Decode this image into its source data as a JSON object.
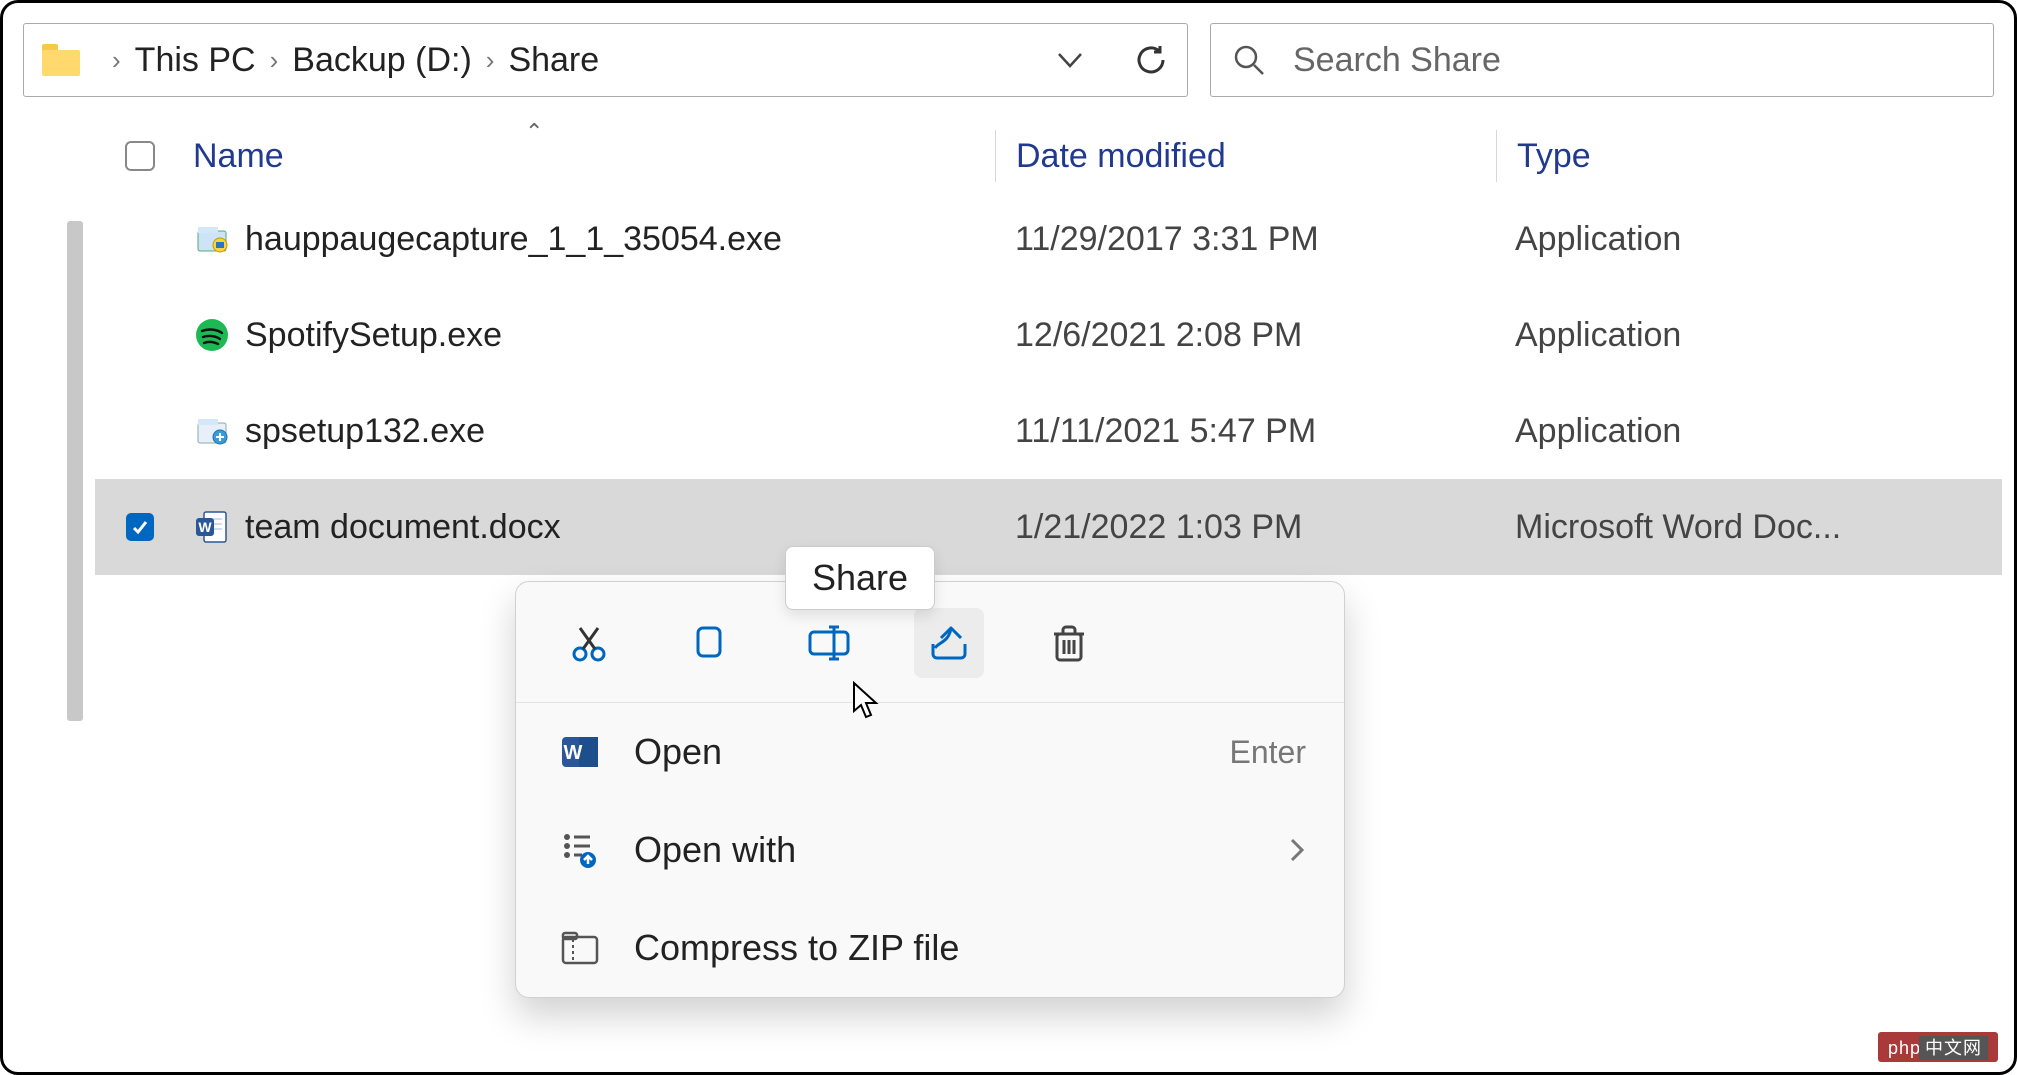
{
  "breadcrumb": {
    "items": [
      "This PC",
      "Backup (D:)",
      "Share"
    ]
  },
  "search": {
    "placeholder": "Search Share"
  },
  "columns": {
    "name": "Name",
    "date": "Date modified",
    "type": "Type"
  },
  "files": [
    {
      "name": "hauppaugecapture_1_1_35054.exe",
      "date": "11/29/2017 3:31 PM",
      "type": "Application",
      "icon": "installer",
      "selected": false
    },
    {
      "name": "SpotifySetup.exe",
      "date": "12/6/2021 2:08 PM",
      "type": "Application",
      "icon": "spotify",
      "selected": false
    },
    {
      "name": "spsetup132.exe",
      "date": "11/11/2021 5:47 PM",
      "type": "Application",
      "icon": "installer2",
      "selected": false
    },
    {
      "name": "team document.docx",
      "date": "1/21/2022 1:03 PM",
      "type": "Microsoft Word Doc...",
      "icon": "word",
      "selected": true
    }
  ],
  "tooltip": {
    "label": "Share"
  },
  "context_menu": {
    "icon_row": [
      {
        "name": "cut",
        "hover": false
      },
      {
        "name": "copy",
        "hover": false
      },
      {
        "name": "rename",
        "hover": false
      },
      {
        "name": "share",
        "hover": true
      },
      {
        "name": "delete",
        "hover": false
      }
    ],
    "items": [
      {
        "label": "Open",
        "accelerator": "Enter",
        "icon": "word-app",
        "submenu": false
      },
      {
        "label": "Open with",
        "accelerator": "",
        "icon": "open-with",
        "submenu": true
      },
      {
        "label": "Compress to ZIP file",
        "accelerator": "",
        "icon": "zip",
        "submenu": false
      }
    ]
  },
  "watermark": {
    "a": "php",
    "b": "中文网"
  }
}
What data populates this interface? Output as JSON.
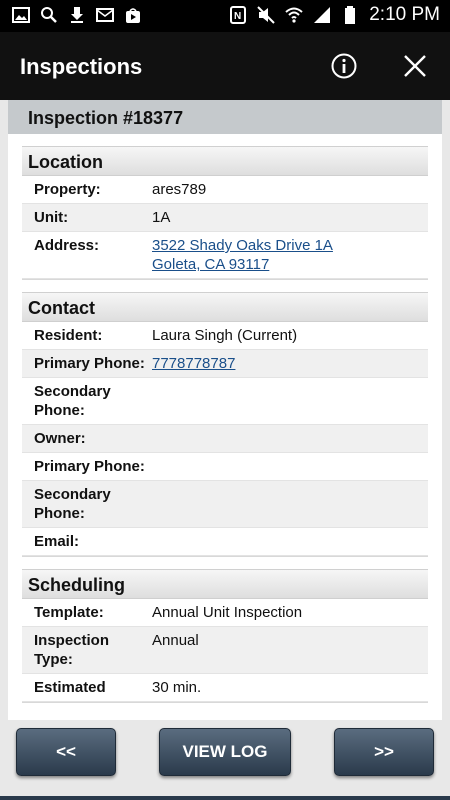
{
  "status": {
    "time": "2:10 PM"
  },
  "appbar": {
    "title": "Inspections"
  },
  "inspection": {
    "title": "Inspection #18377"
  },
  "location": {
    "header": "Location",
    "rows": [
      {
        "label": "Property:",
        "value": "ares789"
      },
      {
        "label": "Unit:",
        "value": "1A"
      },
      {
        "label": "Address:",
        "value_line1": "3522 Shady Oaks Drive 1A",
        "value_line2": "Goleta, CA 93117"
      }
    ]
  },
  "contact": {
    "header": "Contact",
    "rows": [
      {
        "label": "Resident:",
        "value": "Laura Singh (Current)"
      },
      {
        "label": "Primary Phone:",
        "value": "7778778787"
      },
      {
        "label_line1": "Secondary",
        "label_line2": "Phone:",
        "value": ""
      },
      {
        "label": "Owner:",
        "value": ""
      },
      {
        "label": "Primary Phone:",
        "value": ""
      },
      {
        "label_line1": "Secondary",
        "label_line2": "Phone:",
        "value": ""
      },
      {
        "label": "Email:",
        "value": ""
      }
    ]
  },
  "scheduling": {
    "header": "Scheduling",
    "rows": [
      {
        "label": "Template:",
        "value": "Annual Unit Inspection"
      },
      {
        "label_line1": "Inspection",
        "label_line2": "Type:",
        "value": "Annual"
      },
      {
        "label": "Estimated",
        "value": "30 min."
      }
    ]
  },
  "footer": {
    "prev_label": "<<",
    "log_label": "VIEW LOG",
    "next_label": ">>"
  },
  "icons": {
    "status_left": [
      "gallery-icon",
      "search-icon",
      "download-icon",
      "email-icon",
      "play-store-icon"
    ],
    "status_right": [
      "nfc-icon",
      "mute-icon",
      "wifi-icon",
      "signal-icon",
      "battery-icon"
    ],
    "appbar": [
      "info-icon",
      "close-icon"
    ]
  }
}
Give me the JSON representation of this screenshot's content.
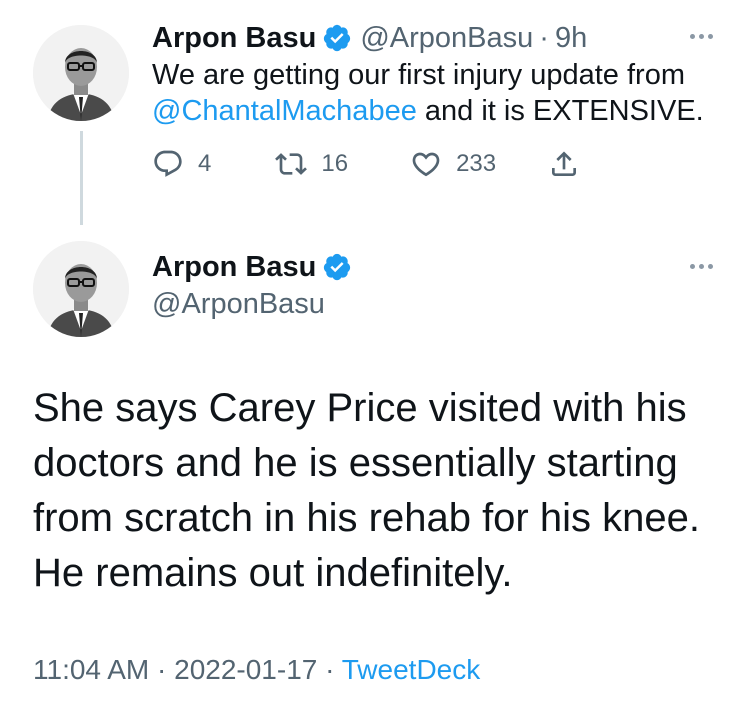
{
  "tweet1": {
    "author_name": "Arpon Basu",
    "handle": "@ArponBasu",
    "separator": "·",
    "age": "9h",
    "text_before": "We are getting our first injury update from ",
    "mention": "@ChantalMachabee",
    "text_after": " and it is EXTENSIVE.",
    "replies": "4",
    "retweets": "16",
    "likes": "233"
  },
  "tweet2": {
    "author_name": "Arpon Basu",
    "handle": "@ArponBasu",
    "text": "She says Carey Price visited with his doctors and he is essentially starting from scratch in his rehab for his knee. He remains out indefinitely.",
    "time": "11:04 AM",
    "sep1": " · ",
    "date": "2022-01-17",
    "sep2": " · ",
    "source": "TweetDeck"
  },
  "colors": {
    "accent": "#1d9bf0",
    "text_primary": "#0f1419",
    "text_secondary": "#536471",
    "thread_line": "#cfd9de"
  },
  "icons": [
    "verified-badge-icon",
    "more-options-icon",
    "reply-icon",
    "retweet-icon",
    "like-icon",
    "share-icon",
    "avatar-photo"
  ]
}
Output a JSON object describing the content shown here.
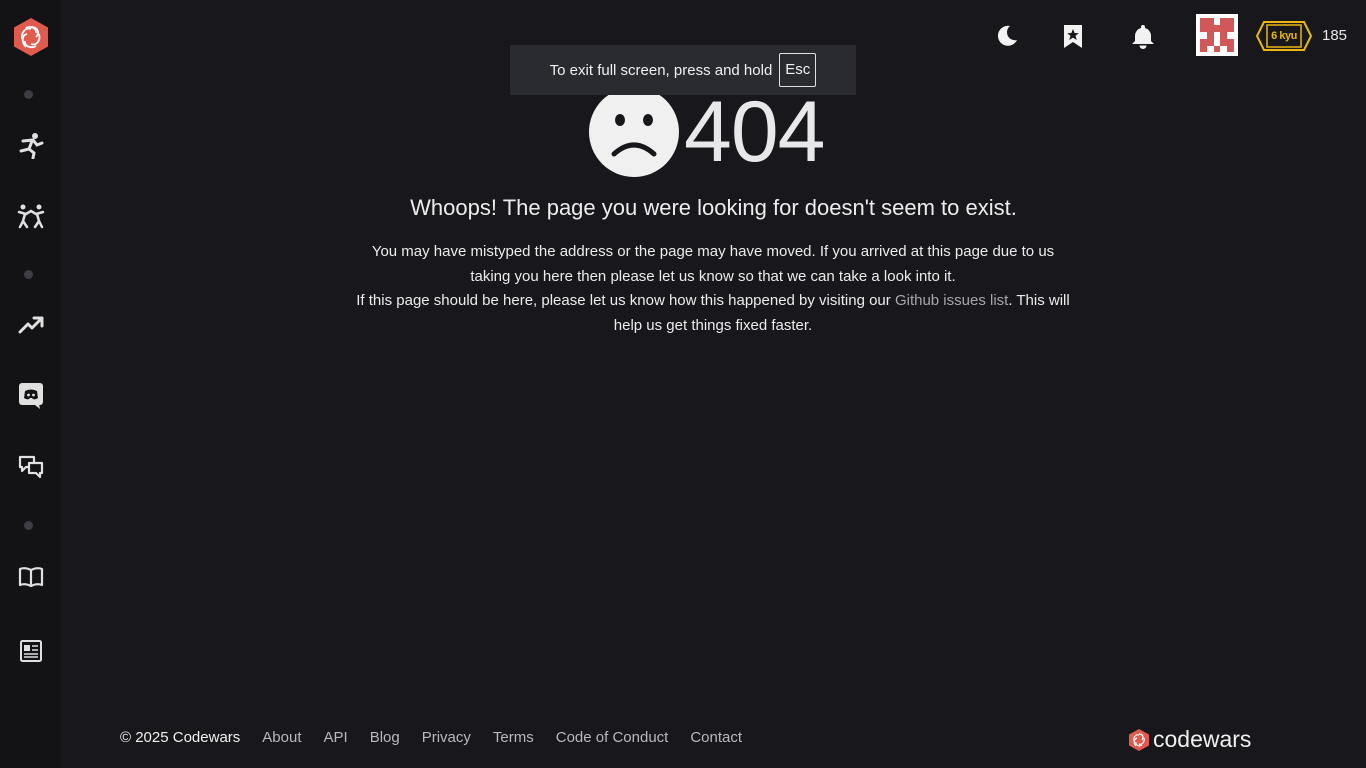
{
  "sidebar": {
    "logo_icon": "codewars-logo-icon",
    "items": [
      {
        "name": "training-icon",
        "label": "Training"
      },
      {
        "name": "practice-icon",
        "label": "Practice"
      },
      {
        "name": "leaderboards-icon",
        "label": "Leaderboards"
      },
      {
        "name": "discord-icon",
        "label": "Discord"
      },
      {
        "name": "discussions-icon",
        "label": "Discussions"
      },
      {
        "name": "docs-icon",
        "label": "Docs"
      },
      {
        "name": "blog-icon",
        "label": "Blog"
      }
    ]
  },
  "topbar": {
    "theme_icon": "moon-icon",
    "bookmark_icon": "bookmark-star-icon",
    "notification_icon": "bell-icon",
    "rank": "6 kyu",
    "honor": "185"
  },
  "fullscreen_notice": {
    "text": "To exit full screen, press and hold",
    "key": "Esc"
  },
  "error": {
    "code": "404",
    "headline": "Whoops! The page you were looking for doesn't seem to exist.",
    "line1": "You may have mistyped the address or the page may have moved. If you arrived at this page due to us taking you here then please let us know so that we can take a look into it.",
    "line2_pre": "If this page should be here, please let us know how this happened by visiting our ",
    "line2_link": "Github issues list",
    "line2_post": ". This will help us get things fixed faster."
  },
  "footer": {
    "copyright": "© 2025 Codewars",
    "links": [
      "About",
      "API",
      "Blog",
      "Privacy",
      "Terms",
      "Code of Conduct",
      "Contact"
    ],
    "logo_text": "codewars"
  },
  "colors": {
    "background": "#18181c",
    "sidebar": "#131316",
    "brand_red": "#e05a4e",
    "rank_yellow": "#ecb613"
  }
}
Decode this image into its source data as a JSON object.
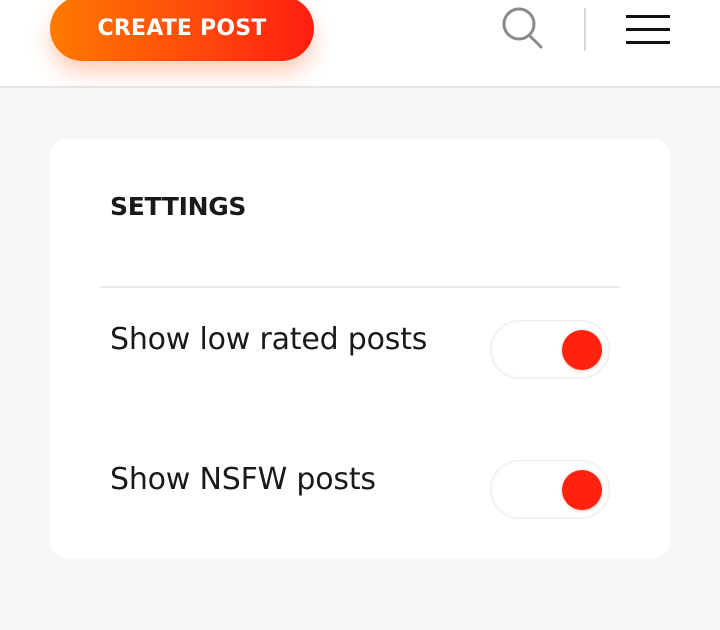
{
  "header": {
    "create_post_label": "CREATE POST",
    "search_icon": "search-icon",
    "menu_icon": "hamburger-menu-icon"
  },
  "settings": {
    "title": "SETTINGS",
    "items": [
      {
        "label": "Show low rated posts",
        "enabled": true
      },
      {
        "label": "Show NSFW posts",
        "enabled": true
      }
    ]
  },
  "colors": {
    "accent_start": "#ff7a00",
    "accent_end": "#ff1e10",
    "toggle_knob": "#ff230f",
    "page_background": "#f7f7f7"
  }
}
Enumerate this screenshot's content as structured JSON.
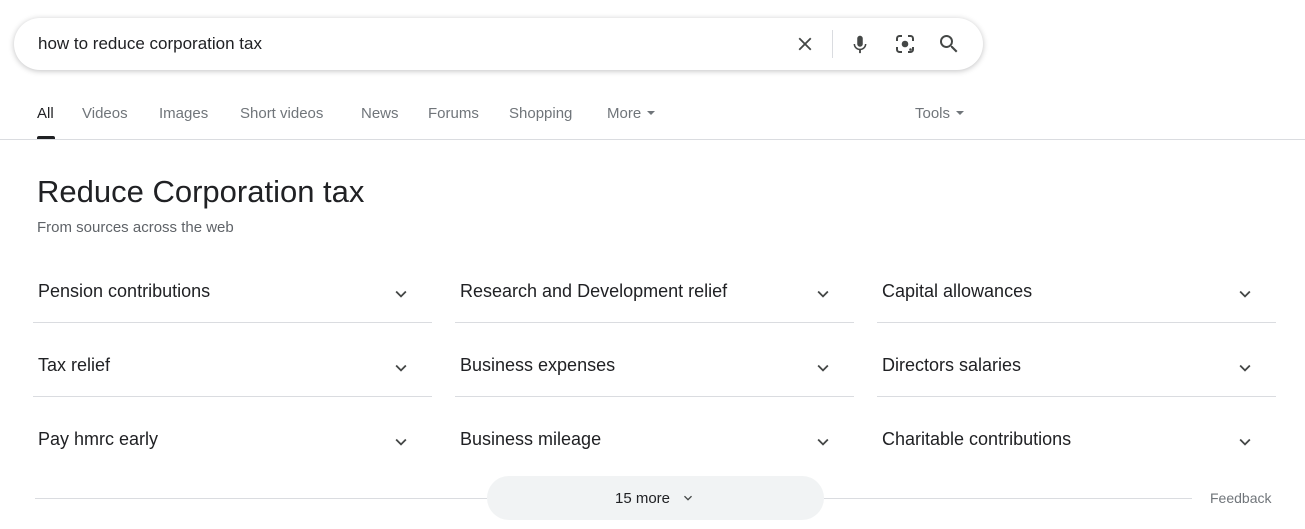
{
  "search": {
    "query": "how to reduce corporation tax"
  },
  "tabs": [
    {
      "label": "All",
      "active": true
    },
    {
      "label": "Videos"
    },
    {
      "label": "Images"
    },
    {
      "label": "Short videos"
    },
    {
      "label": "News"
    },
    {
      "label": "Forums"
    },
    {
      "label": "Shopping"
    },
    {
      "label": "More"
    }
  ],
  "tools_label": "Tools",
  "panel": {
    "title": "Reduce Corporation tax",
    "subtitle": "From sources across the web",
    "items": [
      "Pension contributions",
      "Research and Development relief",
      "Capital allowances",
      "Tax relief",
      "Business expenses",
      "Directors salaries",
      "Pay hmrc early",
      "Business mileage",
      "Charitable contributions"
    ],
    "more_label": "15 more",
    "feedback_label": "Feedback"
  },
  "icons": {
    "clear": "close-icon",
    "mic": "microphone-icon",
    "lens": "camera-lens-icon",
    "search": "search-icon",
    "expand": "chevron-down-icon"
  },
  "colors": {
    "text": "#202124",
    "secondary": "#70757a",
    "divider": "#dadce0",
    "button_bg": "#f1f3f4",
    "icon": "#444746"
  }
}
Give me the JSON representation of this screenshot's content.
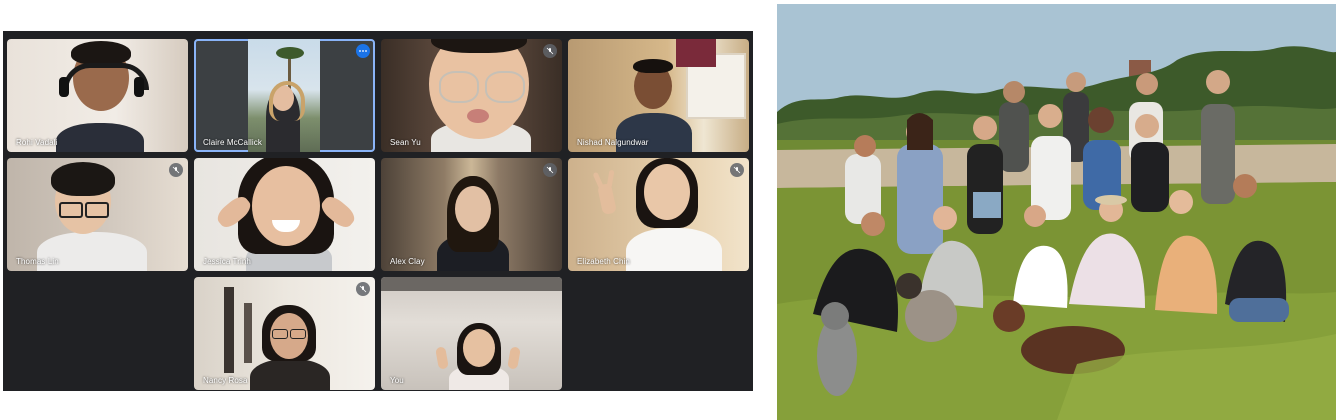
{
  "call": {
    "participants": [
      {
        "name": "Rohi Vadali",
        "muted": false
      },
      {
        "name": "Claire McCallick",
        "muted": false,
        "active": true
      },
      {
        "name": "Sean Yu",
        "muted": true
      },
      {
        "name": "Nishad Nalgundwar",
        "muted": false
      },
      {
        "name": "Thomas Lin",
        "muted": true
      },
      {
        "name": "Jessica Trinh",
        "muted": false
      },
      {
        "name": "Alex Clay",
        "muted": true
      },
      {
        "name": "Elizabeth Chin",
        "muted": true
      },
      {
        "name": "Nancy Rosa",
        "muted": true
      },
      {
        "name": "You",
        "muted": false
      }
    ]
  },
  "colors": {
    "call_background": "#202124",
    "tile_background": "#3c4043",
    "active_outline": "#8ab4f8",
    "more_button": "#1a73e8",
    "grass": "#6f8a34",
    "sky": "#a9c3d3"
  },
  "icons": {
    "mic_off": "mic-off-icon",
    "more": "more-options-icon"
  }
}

-------------------------

### What to work on
Give only the count of lines in this material that contain the string "posts".

### Answer to the exercise
2